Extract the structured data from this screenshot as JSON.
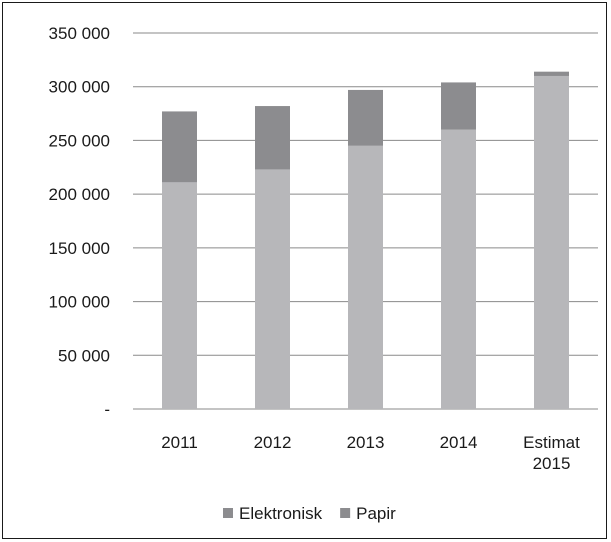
{
  "chart_data": {
    "type": "bar",
    "stacked": true,
    "categories": [
      [
        "2011"
      ],
      [
        "2012"
      ],
      [
        "2013"
      ],
      [
        "2014"
      ],
      [
        "Estimat",
        "2015"
      ]
    ],
    "series": [
      {
        "name": "Papir",
        "values": [
          211000,
          223000,
          245000,
          260000,
          310000
        ],
        "color": "#b7b7ba"
      },
      {
        "name": "Elektronisk",
        "values": [
          66000,
          59000,
          52000,
          44000,
          4000
        ],
        "color": "#8c8c8f"
      }
    ],
    "ylim": [
      0,
      350000
    ],
    "y_ticks": [
      {
        "value": 0,
        "label": "-"
      },
      {
        "value": 50000,
        "label": "50 000"
      },
      {
        "value": 100000,
        "label": "100 000"
      },
      {
        "value": 150000,
        "label": "150 000"
      },
      {
        "value": 200000,
        "label": "200 000"
      },
      {
        "value": 250000,
        "label": "250 000"
      },
      {
        "value": 300000,
        "label": "300 000"
      },
      {
        "value": 350000,
        "label": "350 000"
      }
    ],
    "legend": {
      "position": "bottom",
      "items": [
        {
          "label": "Elektronisk",
          "color": "#8c8c8f"
        },
        {
          "label": "Papir",
          "color": "#8c8c8f"
        }
      ]
    },
    "grid": true,
    "grid_color": "#8a8a8a"
  }
}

==============================

» **Instructions for the task**:
Give only the count of lines in which the string "label" appears.

» **Response to the exercise**:
10